* Supplied records:
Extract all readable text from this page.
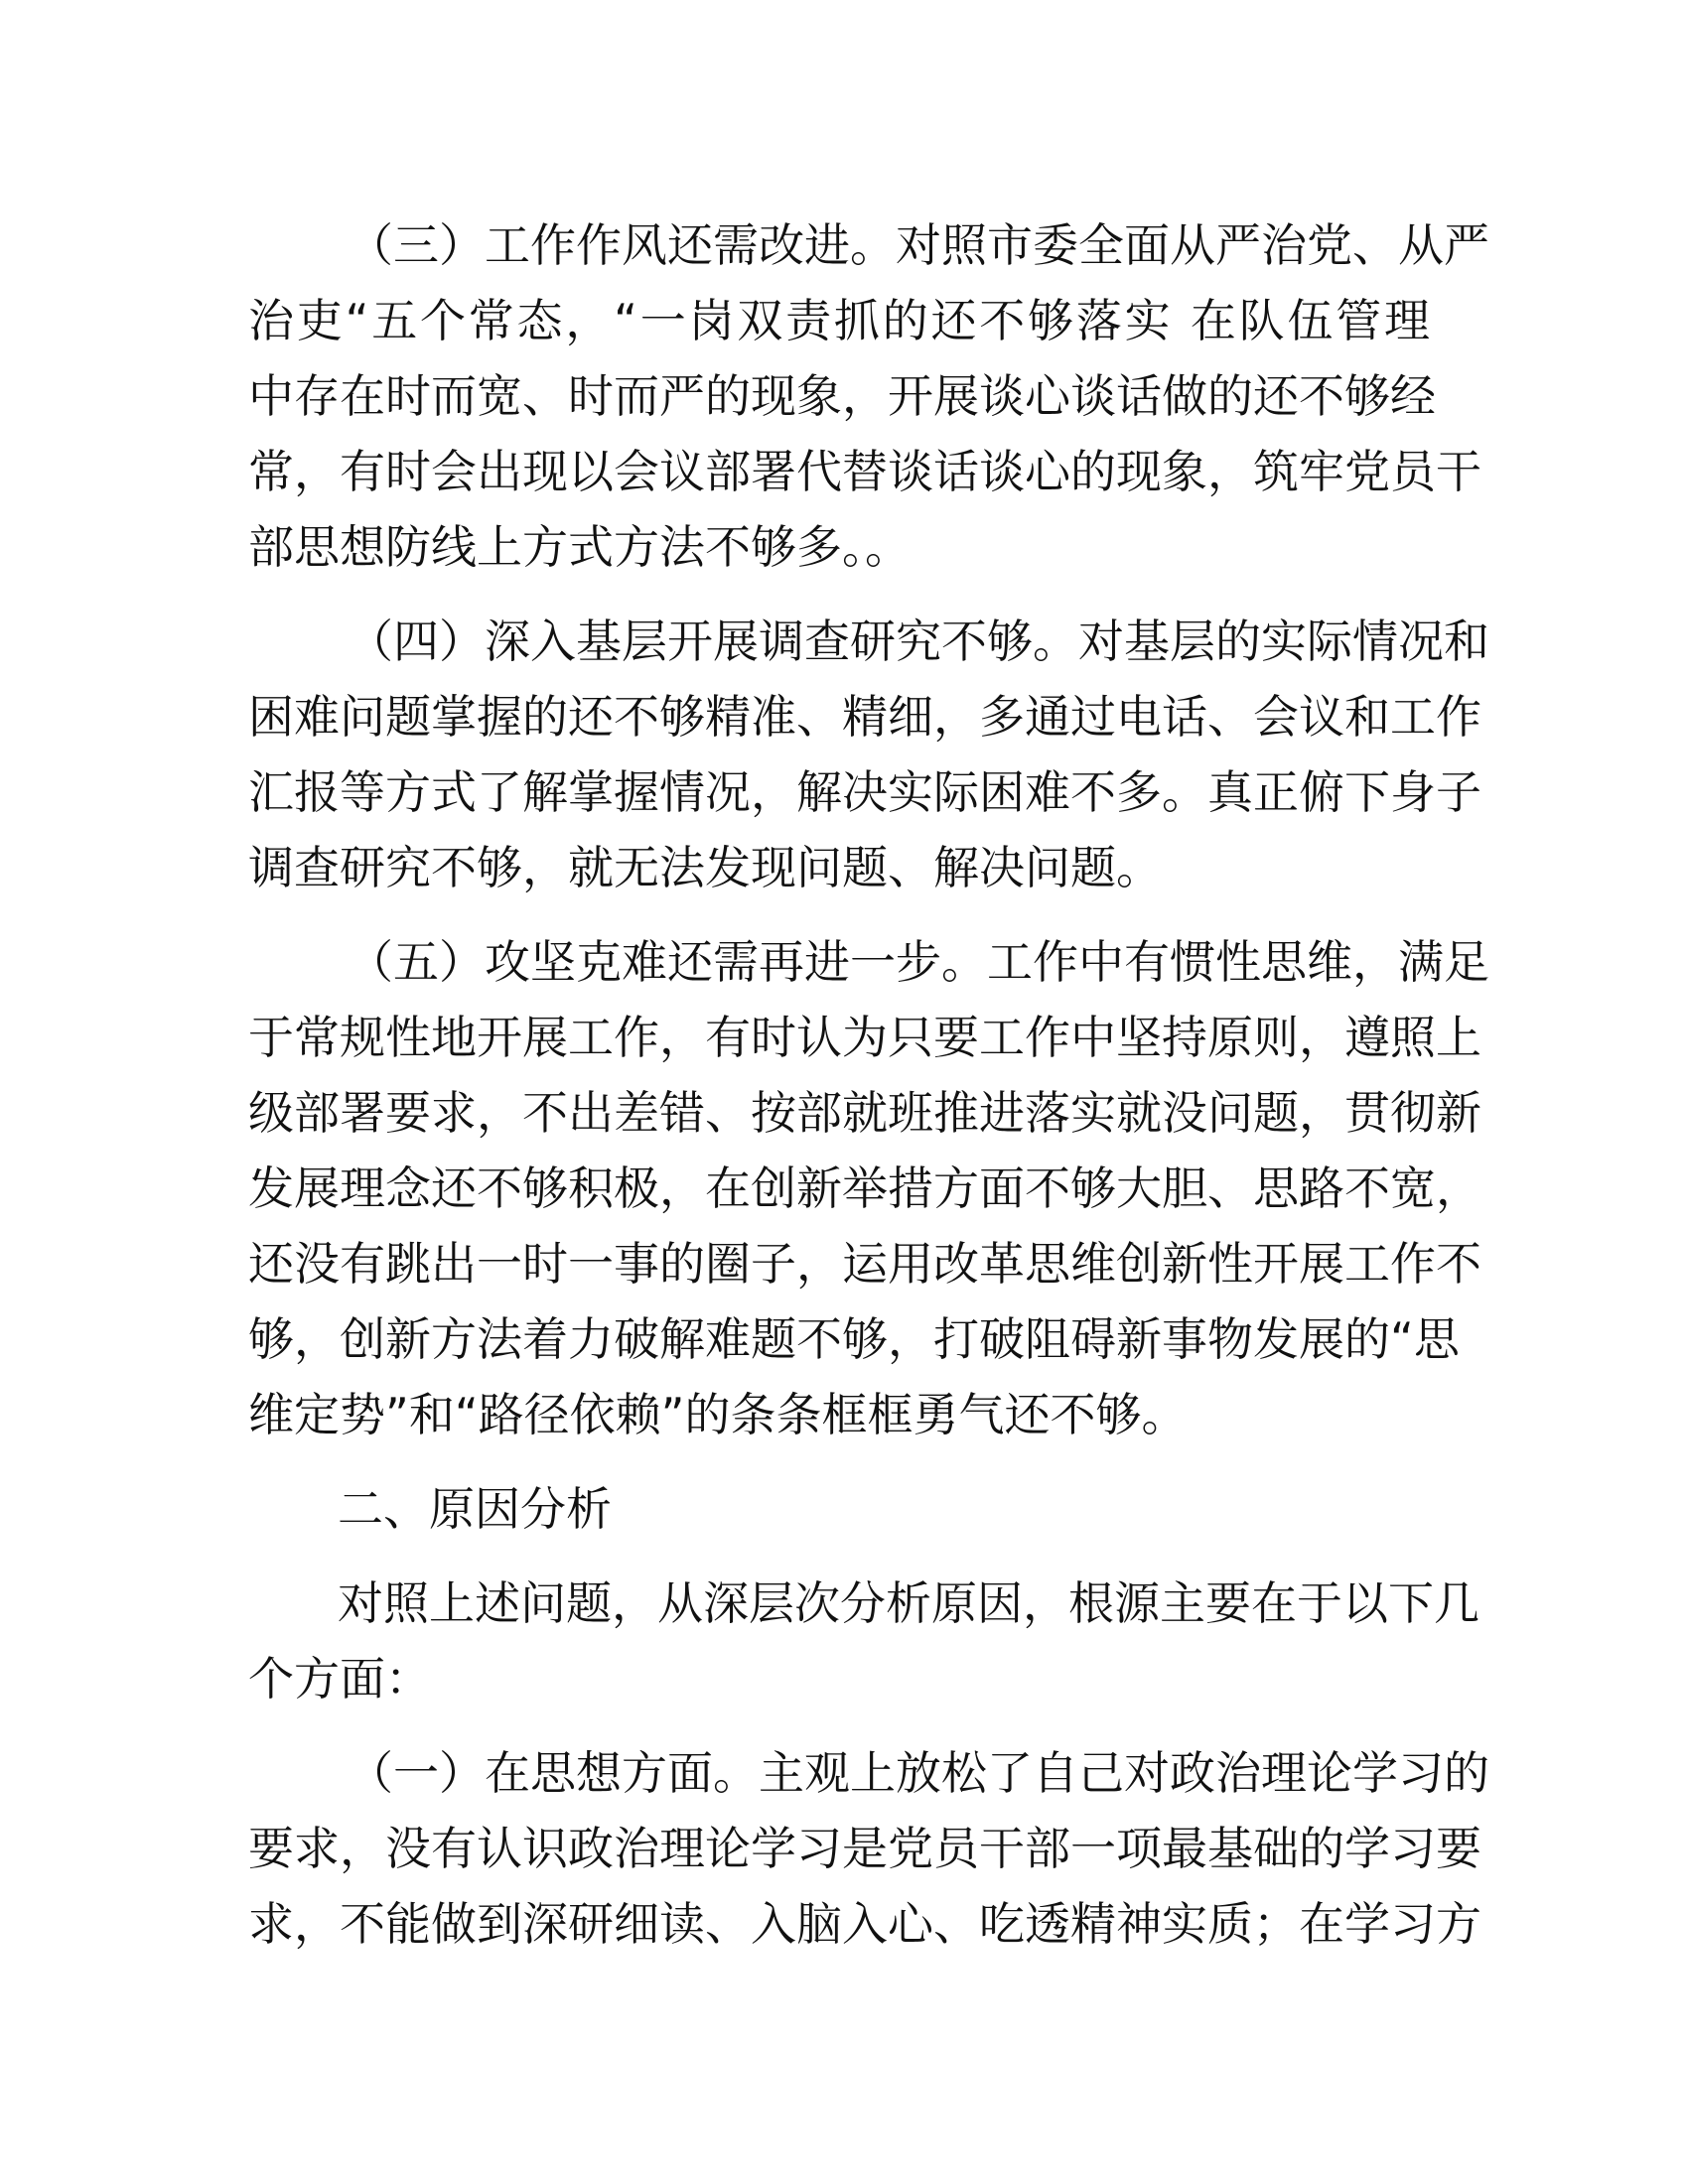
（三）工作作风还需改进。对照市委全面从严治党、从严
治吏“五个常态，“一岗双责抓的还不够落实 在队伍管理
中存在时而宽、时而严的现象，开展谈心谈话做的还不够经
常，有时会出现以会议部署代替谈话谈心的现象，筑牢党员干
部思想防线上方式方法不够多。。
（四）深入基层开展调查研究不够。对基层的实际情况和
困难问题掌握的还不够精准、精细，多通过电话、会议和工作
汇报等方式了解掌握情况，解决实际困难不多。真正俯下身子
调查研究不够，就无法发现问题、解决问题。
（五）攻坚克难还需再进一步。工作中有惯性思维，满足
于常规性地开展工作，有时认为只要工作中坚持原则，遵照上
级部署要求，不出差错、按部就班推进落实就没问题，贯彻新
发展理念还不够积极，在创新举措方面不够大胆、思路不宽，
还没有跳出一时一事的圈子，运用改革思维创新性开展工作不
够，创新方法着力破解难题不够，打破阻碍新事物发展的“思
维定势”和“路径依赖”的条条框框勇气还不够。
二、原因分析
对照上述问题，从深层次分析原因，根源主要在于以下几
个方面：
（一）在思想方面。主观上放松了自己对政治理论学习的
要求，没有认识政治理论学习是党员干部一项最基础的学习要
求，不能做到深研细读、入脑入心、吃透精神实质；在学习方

* * *

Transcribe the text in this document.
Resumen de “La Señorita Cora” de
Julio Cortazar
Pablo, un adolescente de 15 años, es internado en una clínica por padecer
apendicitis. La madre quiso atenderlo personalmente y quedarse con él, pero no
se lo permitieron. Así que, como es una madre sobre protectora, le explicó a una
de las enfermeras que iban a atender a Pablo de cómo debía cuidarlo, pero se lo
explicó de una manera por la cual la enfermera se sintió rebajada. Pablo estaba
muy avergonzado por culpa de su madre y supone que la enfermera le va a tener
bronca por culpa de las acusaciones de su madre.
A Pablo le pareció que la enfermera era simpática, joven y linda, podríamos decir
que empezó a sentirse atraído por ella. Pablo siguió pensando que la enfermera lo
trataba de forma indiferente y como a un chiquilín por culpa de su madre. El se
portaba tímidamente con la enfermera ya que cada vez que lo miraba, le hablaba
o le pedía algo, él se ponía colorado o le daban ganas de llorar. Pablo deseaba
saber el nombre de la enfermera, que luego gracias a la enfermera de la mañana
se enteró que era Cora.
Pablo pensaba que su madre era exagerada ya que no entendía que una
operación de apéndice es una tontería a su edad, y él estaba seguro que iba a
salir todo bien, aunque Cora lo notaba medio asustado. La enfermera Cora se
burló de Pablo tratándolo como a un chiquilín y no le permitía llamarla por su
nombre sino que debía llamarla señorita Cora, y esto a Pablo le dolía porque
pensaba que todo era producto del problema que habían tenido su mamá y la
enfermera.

...

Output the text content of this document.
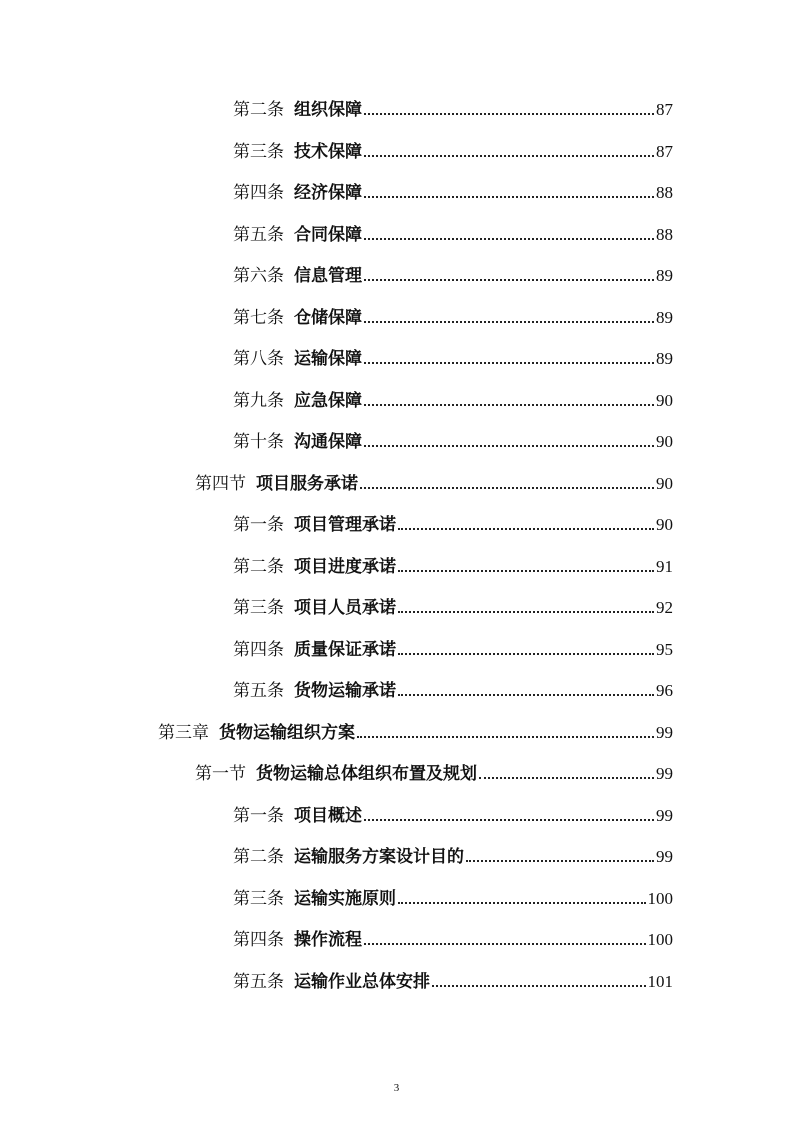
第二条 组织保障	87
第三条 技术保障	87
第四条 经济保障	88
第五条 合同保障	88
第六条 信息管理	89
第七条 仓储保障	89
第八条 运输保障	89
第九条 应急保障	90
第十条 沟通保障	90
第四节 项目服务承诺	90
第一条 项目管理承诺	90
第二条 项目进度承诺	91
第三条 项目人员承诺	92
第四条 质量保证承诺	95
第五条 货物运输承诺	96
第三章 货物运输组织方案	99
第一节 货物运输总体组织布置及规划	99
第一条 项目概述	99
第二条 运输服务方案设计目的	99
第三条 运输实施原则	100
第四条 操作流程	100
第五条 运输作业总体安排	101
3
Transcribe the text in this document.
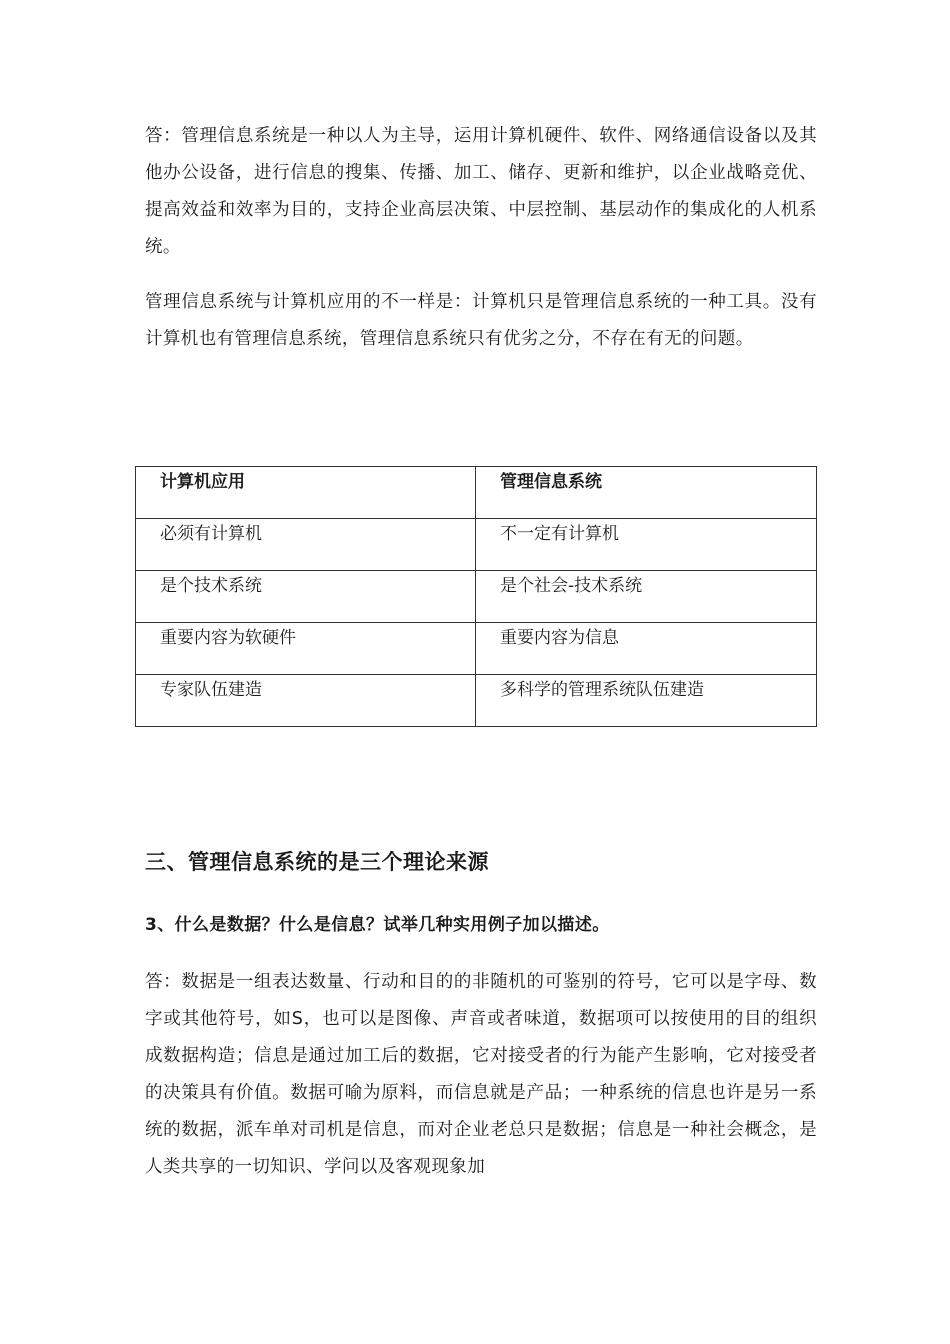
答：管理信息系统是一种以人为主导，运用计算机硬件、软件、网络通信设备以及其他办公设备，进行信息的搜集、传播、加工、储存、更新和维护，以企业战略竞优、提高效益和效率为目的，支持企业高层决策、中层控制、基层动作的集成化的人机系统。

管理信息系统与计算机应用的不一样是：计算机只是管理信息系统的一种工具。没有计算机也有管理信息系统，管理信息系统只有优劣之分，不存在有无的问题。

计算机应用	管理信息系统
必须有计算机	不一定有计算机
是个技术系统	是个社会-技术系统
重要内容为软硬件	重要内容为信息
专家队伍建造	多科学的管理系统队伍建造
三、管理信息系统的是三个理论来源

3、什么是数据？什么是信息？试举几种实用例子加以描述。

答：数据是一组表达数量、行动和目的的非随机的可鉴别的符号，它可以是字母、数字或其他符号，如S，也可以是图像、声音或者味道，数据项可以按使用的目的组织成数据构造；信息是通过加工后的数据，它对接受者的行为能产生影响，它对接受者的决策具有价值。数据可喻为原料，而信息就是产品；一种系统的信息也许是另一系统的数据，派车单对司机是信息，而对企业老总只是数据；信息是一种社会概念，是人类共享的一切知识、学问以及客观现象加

* Your instructions: Gather all lines from the listing above in which "pensaba" occurs.

* Task solution:
Pablo pensaba que su madre era exagerada ya que no entendía que una
pensaba que todo era producto del problema que habían tenido su mamá y la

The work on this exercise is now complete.